* Избранный отрывок
Занимались по четыре часа в день, после работы до 11 часов вечера (курсантов отпускали с работы в 6 часов вечера). Это было тяжело, многие засыпали на лекциях, но учились с охотой, несмотря на разный уровень подготовки. Заведующий курсами по совместительству, заведующий электросетями морской офицер-минер Зиберт дал нам обширную программу, включив в курс обществоведение, математику в объеме десятилетки, физику, черчение, общий курс электротехники, канализацию тока и монтаж и электрические машины. Кроме того проводились практические занятия по монтажу внутренней и наружной проводок. Курс по своему объему приближался к техникуму и длился девять месяцев, по окончании которого квалификационная комиссия с представителем от КВО, чекистом, подвергла нас экзаменам и мы получили удостоверения. Те кто работал электромонтерами, получил удостоверения электромонтера, остальные, как и я, звания поммонтера.
Недели через две, после того, как я начал работать на электростанции при содействии Данилова, близко соприкасавшегося с работниками УРЧ, нас с Гуля-Яновским перевели на жительство из 13-ой пересыльной роты в 2-ю канцелярскую роту. В электророту, которая была вне стен кремля нас не решились перевести как рядовых десятилетников. Но и это было большое достижение. Мы попали в интеллигентное общество, мы спали на индивидуальных топчанах рядом друг с другом, сначала в коридоре роты, медленно подвигаясь от входа в роту, а затем попали вместе в одну камеру на пять заключенных. Мы вывели вшей, нас не беспокоили клопы и, казалось, мир и спокойствие снизошли на нас. Во всяком случае, мы достигли пределов того, о чем может мечтать заключенный СЛОНа (Соловецкого лагеря особого назначения).

* Задание a
Покажите каждую строку записей, в которой встречается слово «their», с учетом регистра букв.
Отрывок и записи представляют собой отдельные, не связанные между собой материалы.

* Предоставленные записи

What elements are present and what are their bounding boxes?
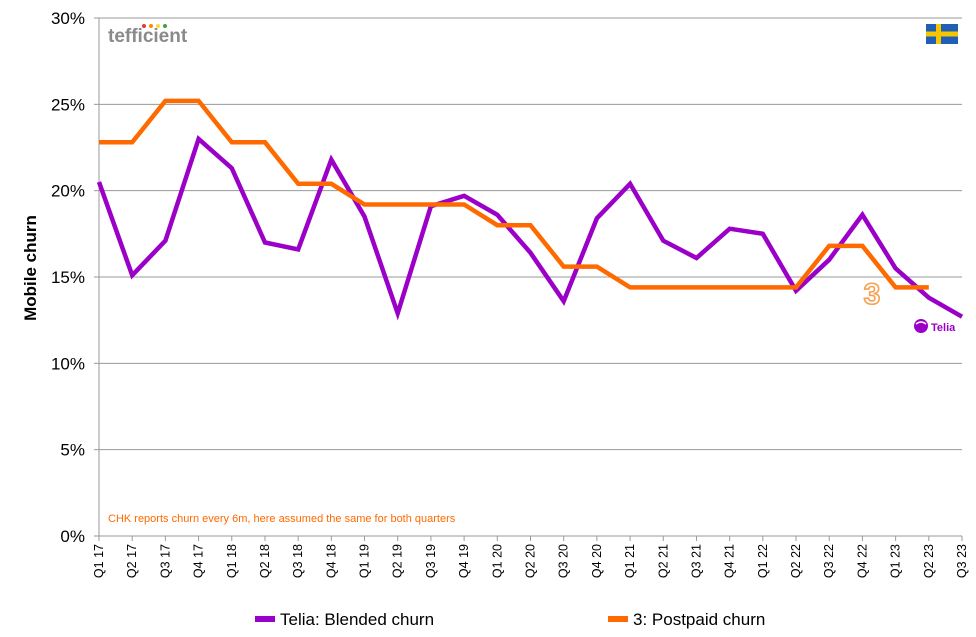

--

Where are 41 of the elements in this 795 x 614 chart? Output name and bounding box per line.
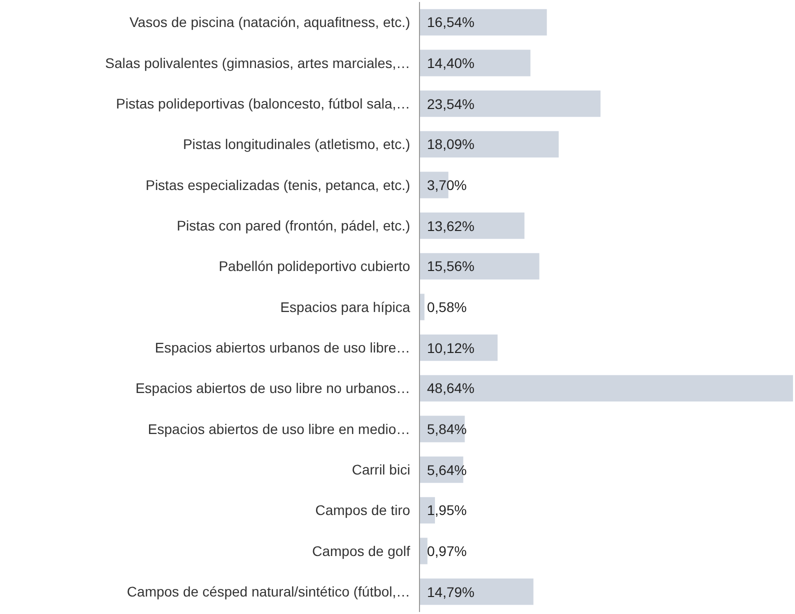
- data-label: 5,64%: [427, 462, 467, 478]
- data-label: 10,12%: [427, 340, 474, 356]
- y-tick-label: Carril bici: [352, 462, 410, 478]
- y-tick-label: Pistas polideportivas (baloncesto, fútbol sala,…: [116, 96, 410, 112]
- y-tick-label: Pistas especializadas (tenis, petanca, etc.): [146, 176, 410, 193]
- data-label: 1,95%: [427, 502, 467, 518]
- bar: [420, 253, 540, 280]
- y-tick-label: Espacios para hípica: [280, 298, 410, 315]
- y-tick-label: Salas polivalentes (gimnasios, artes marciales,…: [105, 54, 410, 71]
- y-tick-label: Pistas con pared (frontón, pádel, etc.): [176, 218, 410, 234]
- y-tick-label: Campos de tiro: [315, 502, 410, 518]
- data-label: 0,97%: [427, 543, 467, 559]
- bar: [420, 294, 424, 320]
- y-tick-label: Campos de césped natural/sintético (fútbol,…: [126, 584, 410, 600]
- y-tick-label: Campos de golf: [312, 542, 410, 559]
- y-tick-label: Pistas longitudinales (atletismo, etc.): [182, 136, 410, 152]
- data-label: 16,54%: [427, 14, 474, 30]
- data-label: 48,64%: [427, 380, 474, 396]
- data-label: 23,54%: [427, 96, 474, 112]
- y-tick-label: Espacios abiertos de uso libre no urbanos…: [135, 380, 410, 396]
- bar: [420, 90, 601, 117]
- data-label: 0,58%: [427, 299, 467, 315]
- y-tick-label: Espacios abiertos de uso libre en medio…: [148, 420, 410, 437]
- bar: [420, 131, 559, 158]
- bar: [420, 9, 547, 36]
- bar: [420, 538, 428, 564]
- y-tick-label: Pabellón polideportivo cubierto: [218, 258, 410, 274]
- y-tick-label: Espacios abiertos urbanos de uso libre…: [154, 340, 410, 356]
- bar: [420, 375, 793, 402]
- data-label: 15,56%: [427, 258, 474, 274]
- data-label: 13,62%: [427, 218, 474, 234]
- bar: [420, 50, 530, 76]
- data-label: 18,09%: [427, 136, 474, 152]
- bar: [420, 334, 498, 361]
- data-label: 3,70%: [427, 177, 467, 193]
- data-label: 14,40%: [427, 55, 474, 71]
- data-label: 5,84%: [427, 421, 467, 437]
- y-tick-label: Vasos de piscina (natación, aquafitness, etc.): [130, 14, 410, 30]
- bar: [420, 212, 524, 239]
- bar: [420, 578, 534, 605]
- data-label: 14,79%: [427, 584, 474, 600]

==

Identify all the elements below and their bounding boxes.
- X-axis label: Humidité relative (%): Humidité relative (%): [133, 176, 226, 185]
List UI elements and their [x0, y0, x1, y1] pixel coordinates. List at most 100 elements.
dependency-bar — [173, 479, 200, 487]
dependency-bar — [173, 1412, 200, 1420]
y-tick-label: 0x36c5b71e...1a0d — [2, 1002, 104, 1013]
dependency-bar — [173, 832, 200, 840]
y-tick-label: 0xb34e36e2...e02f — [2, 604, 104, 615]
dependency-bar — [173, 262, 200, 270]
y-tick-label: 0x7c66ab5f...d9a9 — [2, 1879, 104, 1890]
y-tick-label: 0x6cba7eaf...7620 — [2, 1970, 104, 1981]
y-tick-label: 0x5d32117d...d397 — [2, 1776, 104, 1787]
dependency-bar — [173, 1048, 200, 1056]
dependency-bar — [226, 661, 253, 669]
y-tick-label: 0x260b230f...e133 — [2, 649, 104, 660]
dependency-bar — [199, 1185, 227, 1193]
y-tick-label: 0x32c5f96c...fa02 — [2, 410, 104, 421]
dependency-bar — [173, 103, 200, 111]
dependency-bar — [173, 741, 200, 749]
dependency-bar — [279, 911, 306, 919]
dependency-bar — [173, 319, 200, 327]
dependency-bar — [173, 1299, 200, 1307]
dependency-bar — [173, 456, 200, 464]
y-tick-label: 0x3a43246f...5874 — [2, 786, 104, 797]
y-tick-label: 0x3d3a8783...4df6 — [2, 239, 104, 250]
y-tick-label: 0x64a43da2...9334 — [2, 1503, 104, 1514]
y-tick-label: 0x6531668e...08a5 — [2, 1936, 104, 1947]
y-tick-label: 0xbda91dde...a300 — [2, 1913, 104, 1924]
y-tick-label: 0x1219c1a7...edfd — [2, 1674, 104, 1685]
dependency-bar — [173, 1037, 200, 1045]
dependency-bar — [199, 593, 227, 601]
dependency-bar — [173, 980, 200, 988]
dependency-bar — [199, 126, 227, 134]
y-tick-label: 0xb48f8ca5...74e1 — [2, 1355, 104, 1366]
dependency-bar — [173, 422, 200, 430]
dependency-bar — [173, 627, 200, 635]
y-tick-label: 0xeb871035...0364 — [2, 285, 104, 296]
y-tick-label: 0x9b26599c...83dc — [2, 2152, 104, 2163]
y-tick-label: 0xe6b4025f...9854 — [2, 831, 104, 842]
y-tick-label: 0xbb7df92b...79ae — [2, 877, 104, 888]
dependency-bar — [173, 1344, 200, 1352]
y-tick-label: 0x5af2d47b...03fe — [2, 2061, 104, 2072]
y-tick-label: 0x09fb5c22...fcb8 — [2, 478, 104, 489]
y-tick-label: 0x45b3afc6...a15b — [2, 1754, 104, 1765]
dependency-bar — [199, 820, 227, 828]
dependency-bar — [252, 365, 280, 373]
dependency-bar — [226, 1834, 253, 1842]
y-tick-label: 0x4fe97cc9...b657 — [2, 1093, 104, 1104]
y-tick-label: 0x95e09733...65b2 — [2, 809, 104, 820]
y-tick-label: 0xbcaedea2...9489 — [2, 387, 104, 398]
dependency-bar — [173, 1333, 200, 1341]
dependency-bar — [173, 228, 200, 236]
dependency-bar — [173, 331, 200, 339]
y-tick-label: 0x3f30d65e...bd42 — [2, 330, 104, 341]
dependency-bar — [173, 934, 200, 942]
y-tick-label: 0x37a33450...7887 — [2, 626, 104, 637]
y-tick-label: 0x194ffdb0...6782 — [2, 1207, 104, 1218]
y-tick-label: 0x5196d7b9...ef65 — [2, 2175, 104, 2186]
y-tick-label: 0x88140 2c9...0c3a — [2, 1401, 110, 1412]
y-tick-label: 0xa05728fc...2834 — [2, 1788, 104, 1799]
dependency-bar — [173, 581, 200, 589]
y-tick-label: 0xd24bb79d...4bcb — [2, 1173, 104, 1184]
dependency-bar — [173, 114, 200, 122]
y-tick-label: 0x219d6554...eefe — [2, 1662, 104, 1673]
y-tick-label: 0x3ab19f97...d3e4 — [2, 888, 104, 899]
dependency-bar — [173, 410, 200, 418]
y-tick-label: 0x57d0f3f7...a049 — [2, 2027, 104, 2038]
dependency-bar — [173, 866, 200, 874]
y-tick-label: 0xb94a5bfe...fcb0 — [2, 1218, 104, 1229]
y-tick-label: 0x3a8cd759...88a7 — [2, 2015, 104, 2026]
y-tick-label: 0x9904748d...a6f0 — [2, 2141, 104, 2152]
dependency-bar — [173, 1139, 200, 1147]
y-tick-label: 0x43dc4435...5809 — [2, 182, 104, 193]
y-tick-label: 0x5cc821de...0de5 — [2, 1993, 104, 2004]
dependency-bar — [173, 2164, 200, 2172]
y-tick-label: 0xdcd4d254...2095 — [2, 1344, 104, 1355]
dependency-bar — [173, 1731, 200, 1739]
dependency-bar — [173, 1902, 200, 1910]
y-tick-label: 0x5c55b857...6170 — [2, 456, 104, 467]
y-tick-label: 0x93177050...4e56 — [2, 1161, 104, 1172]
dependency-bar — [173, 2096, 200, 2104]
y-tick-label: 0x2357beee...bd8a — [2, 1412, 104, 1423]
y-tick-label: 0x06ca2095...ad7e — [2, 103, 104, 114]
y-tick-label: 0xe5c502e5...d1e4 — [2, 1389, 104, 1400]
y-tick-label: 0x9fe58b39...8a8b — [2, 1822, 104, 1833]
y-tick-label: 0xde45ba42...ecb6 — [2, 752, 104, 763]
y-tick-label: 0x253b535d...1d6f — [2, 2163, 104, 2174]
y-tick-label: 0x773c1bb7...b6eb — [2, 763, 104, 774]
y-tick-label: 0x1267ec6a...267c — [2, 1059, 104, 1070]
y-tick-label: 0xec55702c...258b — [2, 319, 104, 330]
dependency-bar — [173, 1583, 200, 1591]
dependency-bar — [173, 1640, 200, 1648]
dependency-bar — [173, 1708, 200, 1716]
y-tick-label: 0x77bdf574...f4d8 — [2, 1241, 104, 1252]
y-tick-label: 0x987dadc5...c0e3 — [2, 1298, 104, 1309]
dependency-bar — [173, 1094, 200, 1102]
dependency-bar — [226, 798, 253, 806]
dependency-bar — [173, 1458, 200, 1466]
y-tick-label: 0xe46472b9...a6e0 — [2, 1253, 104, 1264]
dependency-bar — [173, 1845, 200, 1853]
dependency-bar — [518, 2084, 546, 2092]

* Задание b
Ответьте по избранному отрывку на следующие вопросы:
(i) Сколько месяцев длился курс?
(ii) В какую роту перевели на жительство Гуля-Яновского?
(iii) На сколько заключенных была рассчитана камера, в которую попали переведенные?

* Результат выполнения a
What elements are present and what are their bounding boxes?
Identify all the elements below and their bounding boxes.
List UI elements and their [x0, y0, x1, y1] pixel coordinates. List at most 100 elements.

* Результат выполнения b
(i) Девять месяцев.
(ii) Во 2-ю канцелярскую роту.
(iii) На пять заключенных.